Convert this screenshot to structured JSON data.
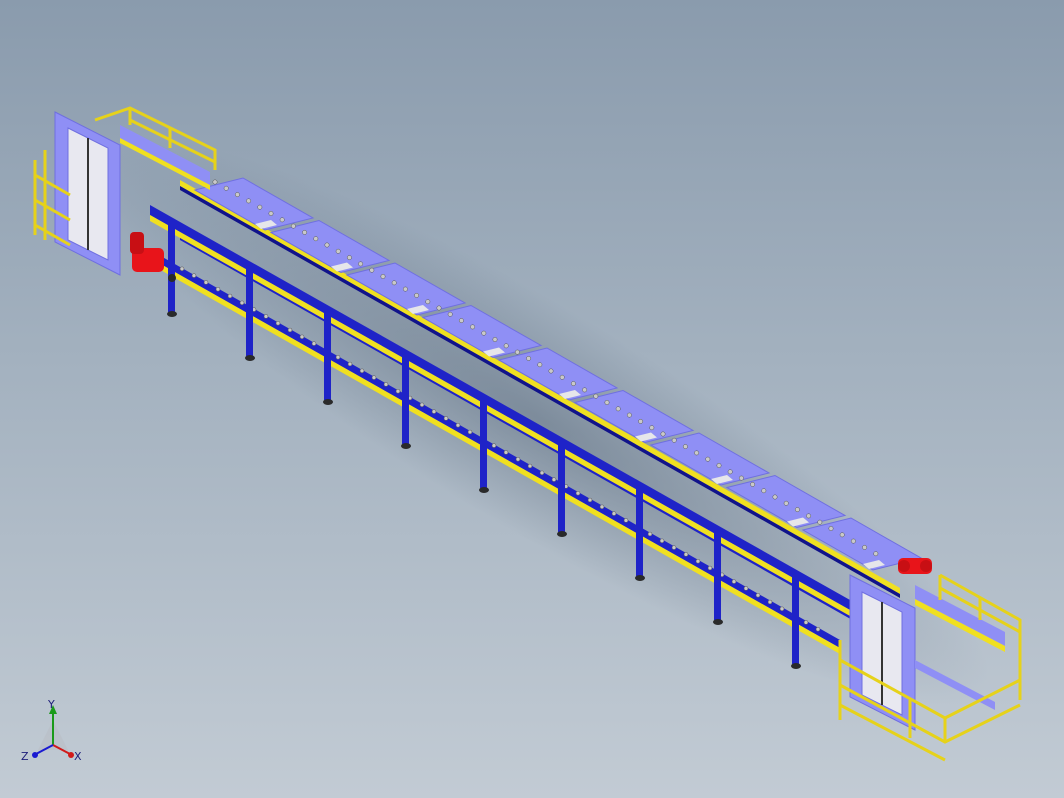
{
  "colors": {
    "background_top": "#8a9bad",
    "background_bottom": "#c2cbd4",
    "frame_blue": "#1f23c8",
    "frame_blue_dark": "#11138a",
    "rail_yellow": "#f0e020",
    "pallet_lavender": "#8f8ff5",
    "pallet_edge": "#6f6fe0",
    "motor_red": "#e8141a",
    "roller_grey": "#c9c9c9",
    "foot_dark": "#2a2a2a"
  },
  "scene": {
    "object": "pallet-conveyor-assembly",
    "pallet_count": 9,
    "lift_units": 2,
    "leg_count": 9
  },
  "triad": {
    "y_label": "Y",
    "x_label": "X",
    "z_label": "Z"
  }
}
# # # #
GIVEN REQUEST: Transcribe every line in the entries above, taking out only the images.

OUTPUT BELOW:
Convert this screenshot to structured JSON data.
{
  "colors": {
    "background_top": "#8a9bad",
    "background_bottom": "#c2cbd4",
    "frame_blue": "#1f23c8",
    "frame_blue_dark": "#11138a",
    "rail_yellow": "#f0e020",
    "pallet_lavender": "#8f8ff5",
    "pallet_edge": "#6f6fe0",
    "motor_red": "#e8141a",
    "roller_grey": "#c9c9c9",
    "foot_dark": "#2a2a2a"
  },
  "scene": {
    "object": "pallet-conveyor-assembly",
    "pallet_count": 9,
    "lift_units": 2,
    "leg_count": 9
  },
  "triad": {
    "y_label": "Y",
    "x_label": "X",
    "z_label": "Z"
  }
}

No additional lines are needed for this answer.